:: Your task ::
Reproduce verbatim the portion of the passage on repeating medicines that begins at the words "3. The duration" and ends after the words "of reaction occur.".

(Source passage begins)

On the Repetition of Medicines



The transient exaltation of the symptoms, often produced by too large and too often repeated doses of the medicine, may often be allayed by giving repeated smaller doses of the same medicine, and per contra the exaltation produced by small doses may be subdued by larger ones. In chronic diseases the susceptibility of the organism is often blunted by giving very frequently repeated doses of the same medicine, but occasionally the reverse happens, and the susceptibility is increased by repeated doses. In the former case we must give stronger doses, in the latter we must descend to smaller and still smaller doses.

Dr. Arnold, in his recent work on homoeopathy, (Idiop. Heilv., 325) gives the following maxims as the deductions from his observations on the subject of the repetition of the remedy:- 1. The smaller the dose is, so much the sooner is an other necessary. This, however, is only true, he says, with respect to a certain strength of dose. Very massive doses are often soon expelled from the organism in consequence of the irritation they produce, and hence their action may be very transient.

2. The shorter the duration of action of a medicine is, the more rapid must be its repetition; the longer its action, the slower must its repetition be. The duration of action of a medicine is very various in different individuals and in different diseases. It is shorter in persons of lively nature, longer in those of a torpid nature; it may run its course in a few hours in acute diseases, while it may last days in chronic maladies.

3. The duration of the action of a medicine is different in the same person in health and in disease. It is generally shorter in the diseased than in the healthy body. The more rapid the course of the disease is, the more frequent must the repetition be, and vice versa. In acute diseases the dose must be repeated till crises appear; in chronic affections, until symptoms of reaction occur.

(Source passage ends)
(Provided records begins)

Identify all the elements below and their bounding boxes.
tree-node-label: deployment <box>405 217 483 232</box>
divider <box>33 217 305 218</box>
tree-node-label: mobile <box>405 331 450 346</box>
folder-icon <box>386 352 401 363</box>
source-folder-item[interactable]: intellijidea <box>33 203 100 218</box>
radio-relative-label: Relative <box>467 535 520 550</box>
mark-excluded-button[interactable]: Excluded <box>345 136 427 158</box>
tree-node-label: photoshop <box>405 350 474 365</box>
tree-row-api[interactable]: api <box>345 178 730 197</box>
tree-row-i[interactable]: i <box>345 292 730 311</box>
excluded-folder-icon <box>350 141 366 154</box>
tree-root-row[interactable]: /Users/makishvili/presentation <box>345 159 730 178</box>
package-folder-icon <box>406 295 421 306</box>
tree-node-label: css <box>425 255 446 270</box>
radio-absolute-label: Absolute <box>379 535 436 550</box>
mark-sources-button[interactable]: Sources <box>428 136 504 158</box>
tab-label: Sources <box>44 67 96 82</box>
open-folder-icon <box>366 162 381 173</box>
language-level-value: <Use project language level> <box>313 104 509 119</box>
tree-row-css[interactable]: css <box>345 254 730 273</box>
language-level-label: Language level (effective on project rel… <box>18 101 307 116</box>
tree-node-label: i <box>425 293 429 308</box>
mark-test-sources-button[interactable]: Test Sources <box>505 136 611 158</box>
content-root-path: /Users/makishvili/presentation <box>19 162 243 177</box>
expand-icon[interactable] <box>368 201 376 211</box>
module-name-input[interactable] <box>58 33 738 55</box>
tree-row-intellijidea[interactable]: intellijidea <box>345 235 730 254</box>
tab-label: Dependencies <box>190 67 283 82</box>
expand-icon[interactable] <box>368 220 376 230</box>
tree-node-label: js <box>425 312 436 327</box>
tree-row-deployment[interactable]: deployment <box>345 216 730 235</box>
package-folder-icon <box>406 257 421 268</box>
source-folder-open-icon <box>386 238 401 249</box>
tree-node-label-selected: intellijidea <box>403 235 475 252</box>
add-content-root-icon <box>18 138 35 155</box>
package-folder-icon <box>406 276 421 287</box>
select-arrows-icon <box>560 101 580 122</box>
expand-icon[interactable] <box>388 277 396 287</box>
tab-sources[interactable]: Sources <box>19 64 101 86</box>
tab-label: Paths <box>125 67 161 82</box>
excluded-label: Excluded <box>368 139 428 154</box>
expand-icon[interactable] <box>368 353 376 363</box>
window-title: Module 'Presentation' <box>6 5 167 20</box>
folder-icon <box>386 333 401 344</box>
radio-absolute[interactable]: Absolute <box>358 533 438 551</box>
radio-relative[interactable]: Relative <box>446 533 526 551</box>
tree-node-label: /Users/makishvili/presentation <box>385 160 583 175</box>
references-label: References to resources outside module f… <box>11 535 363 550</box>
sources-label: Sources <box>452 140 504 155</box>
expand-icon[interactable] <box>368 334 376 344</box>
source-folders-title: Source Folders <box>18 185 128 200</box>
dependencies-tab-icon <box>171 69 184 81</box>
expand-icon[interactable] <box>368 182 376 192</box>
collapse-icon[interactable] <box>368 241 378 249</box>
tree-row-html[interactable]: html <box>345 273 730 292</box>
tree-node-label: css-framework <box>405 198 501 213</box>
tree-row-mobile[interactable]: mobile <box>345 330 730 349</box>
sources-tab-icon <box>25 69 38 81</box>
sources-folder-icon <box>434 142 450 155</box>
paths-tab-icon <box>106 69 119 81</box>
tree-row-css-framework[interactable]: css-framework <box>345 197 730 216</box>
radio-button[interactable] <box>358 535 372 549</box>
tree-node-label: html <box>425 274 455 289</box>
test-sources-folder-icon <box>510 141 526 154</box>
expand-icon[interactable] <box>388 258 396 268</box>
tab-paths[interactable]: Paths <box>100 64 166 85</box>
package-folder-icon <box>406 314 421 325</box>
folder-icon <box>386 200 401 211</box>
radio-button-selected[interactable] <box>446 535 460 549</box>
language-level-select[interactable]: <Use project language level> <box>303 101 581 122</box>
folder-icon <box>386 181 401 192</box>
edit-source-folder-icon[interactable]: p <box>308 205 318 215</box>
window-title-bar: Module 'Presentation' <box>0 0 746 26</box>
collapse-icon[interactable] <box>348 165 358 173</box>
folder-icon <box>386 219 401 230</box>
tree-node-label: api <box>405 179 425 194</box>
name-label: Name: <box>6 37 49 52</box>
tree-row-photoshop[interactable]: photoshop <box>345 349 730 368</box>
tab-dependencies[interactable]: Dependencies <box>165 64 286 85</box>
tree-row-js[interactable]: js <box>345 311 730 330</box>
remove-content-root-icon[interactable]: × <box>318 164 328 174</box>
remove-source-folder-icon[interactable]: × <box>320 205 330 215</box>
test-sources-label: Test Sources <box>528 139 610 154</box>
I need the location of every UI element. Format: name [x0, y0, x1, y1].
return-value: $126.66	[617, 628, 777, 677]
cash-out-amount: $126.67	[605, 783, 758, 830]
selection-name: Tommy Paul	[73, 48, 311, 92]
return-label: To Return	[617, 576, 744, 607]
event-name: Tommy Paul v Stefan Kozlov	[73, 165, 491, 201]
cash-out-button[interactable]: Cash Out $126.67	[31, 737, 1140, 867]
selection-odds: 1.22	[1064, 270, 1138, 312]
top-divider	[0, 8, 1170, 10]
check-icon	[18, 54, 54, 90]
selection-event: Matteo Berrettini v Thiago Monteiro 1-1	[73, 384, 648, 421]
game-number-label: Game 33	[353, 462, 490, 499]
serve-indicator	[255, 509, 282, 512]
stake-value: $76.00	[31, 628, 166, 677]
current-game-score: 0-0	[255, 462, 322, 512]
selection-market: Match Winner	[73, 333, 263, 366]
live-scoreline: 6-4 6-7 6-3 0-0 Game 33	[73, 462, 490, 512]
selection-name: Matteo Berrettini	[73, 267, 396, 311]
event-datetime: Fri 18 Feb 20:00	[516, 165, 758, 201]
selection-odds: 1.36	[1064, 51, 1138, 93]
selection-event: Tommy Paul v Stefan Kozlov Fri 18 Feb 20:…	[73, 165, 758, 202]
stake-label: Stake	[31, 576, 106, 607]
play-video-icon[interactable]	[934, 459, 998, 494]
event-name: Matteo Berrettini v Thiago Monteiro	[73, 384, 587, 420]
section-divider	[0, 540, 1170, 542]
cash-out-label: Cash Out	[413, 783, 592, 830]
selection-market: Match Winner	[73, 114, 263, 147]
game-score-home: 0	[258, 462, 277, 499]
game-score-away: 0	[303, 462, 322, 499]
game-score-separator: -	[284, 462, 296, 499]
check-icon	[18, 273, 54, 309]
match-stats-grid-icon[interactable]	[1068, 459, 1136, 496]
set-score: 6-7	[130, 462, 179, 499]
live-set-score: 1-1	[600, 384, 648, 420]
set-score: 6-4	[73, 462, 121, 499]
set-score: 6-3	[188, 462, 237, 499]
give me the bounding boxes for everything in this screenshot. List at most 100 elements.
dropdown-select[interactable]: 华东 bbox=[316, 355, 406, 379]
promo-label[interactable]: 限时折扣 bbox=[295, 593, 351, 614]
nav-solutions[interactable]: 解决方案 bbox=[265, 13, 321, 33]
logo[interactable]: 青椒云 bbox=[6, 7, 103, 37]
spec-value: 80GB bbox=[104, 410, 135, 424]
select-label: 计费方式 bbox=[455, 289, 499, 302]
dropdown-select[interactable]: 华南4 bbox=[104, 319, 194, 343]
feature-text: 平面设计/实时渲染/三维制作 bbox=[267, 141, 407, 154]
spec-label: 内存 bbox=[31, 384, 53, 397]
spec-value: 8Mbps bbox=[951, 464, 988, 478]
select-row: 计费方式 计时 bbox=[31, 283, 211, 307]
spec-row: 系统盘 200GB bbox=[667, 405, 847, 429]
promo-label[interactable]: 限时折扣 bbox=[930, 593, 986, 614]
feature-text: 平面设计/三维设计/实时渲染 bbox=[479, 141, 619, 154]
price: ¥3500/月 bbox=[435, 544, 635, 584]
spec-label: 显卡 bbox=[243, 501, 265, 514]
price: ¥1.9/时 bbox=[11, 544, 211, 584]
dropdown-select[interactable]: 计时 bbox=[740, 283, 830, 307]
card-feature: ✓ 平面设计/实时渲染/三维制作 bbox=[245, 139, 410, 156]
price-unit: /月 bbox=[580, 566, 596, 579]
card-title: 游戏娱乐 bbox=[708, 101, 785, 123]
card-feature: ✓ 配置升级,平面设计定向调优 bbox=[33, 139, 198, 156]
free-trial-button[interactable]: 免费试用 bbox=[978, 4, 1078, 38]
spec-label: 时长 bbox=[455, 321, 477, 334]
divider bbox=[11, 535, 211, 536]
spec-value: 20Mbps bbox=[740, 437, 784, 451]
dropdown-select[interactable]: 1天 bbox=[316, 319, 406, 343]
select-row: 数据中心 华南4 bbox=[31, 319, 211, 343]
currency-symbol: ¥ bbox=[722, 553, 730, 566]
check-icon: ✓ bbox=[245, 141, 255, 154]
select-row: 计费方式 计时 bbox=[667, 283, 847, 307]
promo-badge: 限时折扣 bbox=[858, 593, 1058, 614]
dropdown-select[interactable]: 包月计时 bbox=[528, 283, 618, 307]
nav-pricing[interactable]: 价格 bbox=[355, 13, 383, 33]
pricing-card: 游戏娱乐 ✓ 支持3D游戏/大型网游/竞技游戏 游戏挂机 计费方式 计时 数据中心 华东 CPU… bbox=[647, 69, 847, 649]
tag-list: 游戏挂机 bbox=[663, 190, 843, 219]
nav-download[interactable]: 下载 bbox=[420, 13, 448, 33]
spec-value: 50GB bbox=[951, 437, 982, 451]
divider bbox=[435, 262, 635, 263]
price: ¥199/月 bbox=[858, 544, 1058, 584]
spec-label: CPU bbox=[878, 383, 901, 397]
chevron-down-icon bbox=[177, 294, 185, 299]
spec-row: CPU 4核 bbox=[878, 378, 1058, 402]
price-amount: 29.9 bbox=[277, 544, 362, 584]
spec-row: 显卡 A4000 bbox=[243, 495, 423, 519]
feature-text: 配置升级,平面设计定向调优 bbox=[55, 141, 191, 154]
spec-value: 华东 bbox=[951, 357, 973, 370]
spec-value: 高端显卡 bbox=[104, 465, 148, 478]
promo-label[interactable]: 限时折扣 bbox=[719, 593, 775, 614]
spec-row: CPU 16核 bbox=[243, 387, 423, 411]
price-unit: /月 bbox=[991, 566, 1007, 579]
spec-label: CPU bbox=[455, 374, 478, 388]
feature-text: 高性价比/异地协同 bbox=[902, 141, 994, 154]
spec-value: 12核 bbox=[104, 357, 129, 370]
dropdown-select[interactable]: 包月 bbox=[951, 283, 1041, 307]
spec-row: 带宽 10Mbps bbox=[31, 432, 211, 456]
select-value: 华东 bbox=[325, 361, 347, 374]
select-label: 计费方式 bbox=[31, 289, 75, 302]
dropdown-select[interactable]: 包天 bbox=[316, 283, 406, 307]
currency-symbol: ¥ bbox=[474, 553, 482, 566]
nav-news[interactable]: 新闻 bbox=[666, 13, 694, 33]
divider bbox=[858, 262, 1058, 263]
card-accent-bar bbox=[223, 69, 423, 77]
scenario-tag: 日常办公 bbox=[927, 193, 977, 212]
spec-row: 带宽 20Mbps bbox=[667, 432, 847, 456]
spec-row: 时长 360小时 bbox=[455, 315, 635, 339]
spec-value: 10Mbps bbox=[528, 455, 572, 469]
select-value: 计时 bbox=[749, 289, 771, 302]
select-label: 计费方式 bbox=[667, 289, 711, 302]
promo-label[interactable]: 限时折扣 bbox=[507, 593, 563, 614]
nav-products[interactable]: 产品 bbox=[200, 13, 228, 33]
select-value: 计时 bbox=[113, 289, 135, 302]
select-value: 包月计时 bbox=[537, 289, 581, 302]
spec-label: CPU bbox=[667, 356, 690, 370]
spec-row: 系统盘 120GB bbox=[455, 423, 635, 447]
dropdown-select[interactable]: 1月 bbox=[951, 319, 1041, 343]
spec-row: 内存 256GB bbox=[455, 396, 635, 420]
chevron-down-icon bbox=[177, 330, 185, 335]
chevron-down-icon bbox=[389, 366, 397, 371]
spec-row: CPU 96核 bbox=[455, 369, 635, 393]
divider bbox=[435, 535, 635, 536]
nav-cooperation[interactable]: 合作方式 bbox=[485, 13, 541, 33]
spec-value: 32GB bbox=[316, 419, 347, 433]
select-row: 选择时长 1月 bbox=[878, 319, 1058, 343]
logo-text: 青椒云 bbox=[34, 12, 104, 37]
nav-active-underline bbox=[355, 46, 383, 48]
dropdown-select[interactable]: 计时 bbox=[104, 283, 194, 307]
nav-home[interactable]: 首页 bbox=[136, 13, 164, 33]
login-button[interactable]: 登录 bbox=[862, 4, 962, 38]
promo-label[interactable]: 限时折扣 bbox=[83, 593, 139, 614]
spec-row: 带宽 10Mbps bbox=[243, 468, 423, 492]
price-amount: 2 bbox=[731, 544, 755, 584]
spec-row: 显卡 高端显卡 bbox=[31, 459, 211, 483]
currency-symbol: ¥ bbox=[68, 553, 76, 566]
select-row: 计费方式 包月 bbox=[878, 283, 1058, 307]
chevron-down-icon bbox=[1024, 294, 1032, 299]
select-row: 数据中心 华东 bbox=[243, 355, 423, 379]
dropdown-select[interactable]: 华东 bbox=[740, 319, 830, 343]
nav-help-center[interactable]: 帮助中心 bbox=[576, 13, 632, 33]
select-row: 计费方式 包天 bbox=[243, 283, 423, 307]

(Provided records ends)

:: Solved problem ::
3. The duration of the action of a medicine is different in the same person in health and in disease. It is generally shorter in the diseased than in the healthy body. The more rapid the course of the disease is, the more frequent must the repetition be, and vice versa. In acute diseases the dose must be repeated till crises appear; in chronic affections, until symptoms of reaction occur.